(Dataset items)
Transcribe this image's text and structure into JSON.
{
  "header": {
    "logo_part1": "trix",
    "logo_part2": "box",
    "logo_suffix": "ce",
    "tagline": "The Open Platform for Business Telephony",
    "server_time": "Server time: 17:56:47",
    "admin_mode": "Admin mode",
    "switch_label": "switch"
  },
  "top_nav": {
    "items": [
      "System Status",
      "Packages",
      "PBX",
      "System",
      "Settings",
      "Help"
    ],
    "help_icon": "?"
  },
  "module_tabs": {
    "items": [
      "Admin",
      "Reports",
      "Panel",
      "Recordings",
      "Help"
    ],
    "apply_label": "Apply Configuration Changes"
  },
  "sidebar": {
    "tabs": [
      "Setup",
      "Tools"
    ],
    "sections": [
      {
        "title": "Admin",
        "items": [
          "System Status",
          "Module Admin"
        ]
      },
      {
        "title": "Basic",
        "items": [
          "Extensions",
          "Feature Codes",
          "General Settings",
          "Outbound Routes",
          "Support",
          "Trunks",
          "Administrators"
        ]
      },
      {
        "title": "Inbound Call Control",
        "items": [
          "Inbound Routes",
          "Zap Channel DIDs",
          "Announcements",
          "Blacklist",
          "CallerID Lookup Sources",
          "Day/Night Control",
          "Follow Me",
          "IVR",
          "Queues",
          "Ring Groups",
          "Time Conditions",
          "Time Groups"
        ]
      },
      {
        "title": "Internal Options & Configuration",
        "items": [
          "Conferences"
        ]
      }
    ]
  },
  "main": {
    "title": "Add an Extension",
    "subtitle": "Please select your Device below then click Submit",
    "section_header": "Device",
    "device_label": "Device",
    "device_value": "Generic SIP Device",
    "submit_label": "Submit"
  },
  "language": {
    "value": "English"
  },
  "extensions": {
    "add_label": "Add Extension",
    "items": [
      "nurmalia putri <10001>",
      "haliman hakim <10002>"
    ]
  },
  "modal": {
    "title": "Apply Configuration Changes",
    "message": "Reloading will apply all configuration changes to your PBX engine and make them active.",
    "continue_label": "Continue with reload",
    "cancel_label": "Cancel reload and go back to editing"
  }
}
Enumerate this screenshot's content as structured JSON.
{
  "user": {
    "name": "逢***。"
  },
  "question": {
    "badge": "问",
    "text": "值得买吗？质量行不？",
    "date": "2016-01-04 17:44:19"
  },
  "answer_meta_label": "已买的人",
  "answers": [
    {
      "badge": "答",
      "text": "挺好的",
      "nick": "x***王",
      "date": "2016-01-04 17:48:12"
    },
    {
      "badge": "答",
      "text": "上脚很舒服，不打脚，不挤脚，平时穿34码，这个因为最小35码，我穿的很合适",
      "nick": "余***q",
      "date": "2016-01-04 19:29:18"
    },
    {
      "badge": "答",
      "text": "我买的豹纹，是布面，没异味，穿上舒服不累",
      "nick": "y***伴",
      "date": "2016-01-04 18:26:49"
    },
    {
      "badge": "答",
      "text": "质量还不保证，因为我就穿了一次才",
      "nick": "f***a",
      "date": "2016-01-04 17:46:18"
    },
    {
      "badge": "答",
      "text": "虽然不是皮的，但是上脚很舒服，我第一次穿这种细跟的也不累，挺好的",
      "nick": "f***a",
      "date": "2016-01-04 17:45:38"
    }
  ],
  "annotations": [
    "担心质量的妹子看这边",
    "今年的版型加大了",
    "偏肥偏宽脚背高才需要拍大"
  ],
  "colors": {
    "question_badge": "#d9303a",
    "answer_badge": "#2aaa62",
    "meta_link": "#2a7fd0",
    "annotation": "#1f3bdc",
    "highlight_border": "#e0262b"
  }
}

● **Stated exercise**: The records above should be returned exactly.

● **Task answer**:
Transcribe this image's text and structure into JSON.
{
  "header": {
    "logo_part1": "trix",
    "logo_part2": "box",
    "logo_suffix": "ce",
    "tagline": "The Open Platform for Business Telephony",
    "server_time": "Server time: 17:56:47",
    "admin_mode": "Admin mode",
    "switch_label": "switch"
  },
  "top_nav": {
    "items": [
      "System Status",
      "Packages",
      "PBX",
      "System",
      "Settings",
      "Help"
    ],
    "help_icon": "?"
  },
  "module_tabs": {
    "items": [
      "Admin",
      "Reports",
      "Panel",
      "Recordings",
      "Help"
    ],
    "apply_label": "Apply Configuration Changes"
  },
  "sidebar": {
    "tabs": [
      "Setup",
      "Tools"
    ],
    "sections": [
      {
        "title": "Admin",
        "items": [
          "System Status",
          "Module Admin"
        ]
      },
      {
        "title": "Basic",
        "items": [
          "Extensions",
          "Feature Codes",
          "General Settings",
          "Outbound Routes",
          "Support",
          "Trunks",
          "Administrators"
        ]
      },
      {
        "title": "Inbound Call Control",
        "items": [
          "Inbound Routes",
          "Zap Channel DIDs",
          "Announcements",
          "Blacklist",
          "CallerID Lookup Sources",
          "Day/Night Control",
          "Follow Me",
          "IVR",
          "Queues",
          "Ring Groups",
          "Time Conditions",
          "Time Groups"
        ]
      },
      {
        "title": "Internal Options & Configuration",
        "items": [
          "Conferences"
        ]
      }
    ]
  },
  "main": {
    "title": "Add an Extension",
    "subtitle": "Please select your Device below then click Submit",
    "section_header": "Device",
    "device_label": "Device",
    "device_value": "Generic SIP Device",
    "submit_label": "Submit"
  },
  "language": {
    "value": "English"
  },
  "extensions": {
    "add_label": "Add Extension",
    "items": [
      "nurmalia putri <10001>",
      "haliman hakim <10002>"
    ]
  },
  "modal": {
    "title": "Apply Configuration Changes",
    "message": "Reloading will apply all configuration changes to your PBX engine and make them active.",
    "continue_label": "Continue with reload",
    "cancel_label": "Cancel reload and go back to editing"
  }
}
Enumerate this screenshot's content as structured JSON.
{
  "user": {
    "name": "逢***。"
  },
  "question": {
    "badge": "问",
    "text": "值得买吗？质量行不？",
    "date": "2016-01-04 17:44:19"
  },
  "answer_meta_label": "已买的人",
  "answers": [
    {
      "badge": "答",
      "text": "挺好的",
      "nick": "x***王",
      "date": "2016-01-04 17:48:12"
    },
    {
      "badge": "答",
      "text": "上脚很舒服，不打脚，不挤脚，平时穿34码，这个因为最小35码，我穿的很合适",
      "nick": "余***q",
      "date": "2016-01-04 19:29:18"
    },
    {
      "badge": "答",
      "text": "我买的豹纹，是布面，没异味，穿上舒服不累",
      "nick": "y***伴",
      "date": "2016-01-04 18:26:49"
    },
    {
      "badge": "答",
      "text": "质量还不保证，因为我就穿了一次才",
      "nick": "f***a",
      "date": "2016-01-04 17:46:18"
    },
    {
      "badge": "答",
      "text": "虽然不是皮的，但是上脚很舒服，我第一次穿这种细跟的也不累，挺好的",
      "nick": "f***a",
      "date": "2016-01-04 17:45:38"
    }
  ],
  "annotations": [
    "担心质量的妹子看这边",
    "今年的版型加大了",
    "偏肥偏宽脚背高才需要拍大"
  ],
  "colors": {
    "question_badge": "#d9303a",
    "answer_badge": "#2aaa62",
    "meta_link": "#2a7fd0",
    "annotation": "#1f3bdc",
    "highlight_border": "#e0262b"
  }
}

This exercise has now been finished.